╭─ 本文抜粋

従業員数190人のジブリは
中小企業の課題を象徴するモデルケース

 ジブリは従業員数190人の中小企業だ。日テレ傘下入りは、わが国の中小企業が抱える問題を象徴するモデルケースといえる。

 それは、中小企業を対象に実施されたアンケートなどからも確認できる。代表的な調査として、2022年12月、東京商工会議所は「中小企業の経営課題に関するアンケート」の調査結果を公表した。それによると、中小企業に共通する主たる問題として、債務の返済などを含めた資金繰り、後継者確保が深刻だという。

 特に資金繰りに関しては、約4割の中小企業が債務の過剰感を抱えているという。業種別では、飲食・宿泊業が最も過剰感を抱えている割合が高く、76.3%に上った。

 また、後継者問題に関して、調査対象1292社のうち「すでに後継者候補を決めている」「後継者候補はいる」との回答が計49.6%だった。そのうち、63.5%が子どもに継がせるという。

╰─

_必要な作業:_
A) 本文抜粋のうち、「特に資金繰りに関しては、約4」から「ち、63.5%が子どもに継がせるという。」までの部分をそのまま打ち直してください。
B) 本文抜粋によると、業種別で債務の過剰感を抱えている割合が最も高かったのはどの業種ですか。
以下の行は、本文抜粋とは別の出典から取られています。

╭─ データ抜粋

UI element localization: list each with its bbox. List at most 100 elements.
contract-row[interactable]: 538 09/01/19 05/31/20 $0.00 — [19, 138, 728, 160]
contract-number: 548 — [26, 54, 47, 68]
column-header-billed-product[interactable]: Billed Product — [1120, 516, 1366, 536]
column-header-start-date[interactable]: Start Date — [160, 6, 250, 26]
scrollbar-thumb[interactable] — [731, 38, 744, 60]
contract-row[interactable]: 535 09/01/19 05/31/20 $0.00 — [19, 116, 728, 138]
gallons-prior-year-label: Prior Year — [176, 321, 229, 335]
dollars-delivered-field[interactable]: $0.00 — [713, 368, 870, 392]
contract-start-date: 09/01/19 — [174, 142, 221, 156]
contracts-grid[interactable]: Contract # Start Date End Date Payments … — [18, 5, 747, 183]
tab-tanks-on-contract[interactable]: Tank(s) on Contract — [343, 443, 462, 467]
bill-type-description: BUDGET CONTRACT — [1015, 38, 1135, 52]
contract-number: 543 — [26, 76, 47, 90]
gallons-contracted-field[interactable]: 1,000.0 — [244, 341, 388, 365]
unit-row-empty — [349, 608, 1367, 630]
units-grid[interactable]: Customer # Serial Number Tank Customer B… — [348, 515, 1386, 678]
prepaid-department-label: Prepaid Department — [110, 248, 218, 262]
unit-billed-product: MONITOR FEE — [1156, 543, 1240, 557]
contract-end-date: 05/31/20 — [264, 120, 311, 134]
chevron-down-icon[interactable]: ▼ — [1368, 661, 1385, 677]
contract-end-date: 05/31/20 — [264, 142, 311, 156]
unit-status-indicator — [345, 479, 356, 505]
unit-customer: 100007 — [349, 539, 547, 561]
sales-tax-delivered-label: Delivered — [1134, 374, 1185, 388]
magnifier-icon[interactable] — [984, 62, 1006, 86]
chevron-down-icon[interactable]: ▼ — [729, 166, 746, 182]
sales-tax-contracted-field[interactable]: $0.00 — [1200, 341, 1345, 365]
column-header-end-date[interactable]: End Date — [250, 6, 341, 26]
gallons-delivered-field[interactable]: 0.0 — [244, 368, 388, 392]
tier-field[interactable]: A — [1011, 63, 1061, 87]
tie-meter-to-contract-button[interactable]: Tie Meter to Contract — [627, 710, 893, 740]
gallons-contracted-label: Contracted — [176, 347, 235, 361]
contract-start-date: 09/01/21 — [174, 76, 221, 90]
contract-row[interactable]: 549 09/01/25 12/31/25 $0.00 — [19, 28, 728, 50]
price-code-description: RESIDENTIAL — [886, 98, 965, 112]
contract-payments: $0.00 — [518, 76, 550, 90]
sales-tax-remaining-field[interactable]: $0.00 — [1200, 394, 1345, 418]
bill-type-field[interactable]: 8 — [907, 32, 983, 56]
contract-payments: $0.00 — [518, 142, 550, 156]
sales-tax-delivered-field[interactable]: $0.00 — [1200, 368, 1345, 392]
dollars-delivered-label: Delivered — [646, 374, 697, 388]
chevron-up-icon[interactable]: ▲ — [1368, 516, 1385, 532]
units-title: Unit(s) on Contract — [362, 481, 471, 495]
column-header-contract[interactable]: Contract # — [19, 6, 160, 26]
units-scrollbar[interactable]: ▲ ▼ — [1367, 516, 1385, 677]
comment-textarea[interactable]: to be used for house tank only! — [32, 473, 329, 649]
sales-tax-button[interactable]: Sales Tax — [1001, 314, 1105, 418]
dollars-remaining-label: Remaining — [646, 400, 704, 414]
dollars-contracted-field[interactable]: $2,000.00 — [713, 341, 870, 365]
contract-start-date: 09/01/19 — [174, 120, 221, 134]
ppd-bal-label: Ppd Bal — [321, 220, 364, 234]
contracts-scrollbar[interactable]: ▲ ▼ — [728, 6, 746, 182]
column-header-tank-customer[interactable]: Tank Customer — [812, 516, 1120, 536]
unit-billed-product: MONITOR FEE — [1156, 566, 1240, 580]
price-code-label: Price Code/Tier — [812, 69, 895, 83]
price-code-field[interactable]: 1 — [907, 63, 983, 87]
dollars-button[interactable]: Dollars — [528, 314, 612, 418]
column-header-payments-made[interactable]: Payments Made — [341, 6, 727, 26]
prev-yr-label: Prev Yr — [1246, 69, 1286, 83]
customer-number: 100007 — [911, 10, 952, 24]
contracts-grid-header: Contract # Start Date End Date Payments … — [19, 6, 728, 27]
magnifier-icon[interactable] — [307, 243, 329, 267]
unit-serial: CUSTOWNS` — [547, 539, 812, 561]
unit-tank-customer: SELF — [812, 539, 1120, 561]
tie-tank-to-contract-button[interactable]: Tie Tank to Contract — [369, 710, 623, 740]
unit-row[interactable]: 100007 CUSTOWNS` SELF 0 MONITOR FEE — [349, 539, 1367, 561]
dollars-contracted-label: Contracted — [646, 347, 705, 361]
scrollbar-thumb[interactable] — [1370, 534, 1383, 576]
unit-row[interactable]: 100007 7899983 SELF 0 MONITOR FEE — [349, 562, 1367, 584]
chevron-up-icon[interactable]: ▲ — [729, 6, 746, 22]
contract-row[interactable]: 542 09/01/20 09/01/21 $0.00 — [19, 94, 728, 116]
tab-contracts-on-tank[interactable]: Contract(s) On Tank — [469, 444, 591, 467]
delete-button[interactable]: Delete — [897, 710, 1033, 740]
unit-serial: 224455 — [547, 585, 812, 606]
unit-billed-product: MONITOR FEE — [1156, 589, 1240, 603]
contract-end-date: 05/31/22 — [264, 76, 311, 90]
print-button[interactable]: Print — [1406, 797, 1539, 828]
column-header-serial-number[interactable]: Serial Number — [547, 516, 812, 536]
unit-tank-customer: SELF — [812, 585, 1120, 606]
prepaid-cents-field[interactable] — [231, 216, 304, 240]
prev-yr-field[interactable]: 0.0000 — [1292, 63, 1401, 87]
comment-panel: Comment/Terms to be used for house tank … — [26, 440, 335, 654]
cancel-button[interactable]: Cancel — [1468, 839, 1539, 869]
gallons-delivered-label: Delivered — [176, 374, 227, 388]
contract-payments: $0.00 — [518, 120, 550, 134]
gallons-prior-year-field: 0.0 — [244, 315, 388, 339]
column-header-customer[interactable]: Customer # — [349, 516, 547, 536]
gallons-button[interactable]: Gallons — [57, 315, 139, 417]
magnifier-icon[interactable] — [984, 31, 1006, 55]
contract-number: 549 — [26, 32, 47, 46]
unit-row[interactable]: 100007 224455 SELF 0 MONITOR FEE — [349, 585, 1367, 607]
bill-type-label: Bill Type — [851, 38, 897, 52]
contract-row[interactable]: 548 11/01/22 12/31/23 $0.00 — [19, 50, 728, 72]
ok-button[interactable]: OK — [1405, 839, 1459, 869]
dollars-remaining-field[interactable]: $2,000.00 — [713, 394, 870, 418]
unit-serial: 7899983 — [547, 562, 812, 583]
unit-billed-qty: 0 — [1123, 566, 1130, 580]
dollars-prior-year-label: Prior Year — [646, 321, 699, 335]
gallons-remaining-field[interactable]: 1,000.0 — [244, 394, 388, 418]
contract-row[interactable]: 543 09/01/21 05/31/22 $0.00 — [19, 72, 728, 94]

╰─
╭─ データ抜粋

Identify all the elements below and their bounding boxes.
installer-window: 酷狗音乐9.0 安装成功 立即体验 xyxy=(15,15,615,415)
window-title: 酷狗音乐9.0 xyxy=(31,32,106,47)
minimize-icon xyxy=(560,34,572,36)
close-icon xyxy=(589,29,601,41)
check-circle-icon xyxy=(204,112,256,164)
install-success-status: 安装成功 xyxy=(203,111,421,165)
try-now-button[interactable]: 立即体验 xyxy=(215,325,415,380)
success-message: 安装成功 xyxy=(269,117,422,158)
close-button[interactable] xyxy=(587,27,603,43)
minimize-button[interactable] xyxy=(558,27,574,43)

╰─

_出力結果:_
A)
特に資金繰りに関しては、約4割の中小企業が債務の過剰感を抱えているという。業種別では、飲食・宿泊業が最も過剰感を抱えている割合が高く、76.3%に上った。

 また、後継者問題に関して、調査対象1292社のうち「すでに後継者候補を決めている」「後継者候補はいる」との回答が計49.6%だった。そのうち、63.5%が子どもに継がせるという。

B) 飲食・宿泊業です。